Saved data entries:
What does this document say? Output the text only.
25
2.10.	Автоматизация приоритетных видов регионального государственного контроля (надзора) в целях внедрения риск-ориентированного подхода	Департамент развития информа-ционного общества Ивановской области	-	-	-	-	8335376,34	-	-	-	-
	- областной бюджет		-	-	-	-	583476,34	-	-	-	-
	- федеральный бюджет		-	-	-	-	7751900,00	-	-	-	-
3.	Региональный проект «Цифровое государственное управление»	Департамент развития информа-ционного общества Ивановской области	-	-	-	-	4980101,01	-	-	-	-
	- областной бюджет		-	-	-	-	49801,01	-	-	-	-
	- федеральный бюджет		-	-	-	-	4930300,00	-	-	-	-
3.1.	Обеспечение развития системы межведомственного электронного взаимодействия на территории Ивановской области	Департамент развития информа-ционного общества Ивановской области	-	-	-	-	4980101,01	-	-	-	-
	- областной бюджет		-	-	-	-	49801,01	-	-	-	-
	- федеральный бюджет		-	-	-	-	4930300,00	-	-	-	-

◆ **Short task**
Write out every line exactly as it stands.

◆ **Task result**
What does this document say? Output the text only.
25
2.10.	Автоматизация приоритетных видов регионального государственного контроля (надзора) в целях внедрения риск-ориентированного подхода	Департамент развития информа-ционного общества Ивановской области	-	-	-	-	8335376,34	-	-	-	-
	- областной бюджет		-	-	-	-	583476,34	-	-	-	-
	- федеральный бюджет		-	-	-	-	7751900,00	-	-	-	-
3.	Региональный проект «Цифровое государственное управление»	Департамент развития информа-ционного общества Ивановской области	-	-	-	-	4980101,01	-	-	-	-
	- областной бюджет		-	-	-	-	49801,01	-	-	-	-
	- федеральный бюджет		-	-	-	-	4930300,00	-	-	-	-
3.1.	Обеспечение развития системы межведомственного электронного взаимодействия на территории Ивановской области	Департамент развития информа-ционного общества Ивановской области	-	-	-	-	4980101,01	-	-	-	-
	- областной бюджет		-	-	-	-	49801,01	-	-	-	-
	- федеральный бюджет		-	-	-	-	4930300,00	-	-	-	-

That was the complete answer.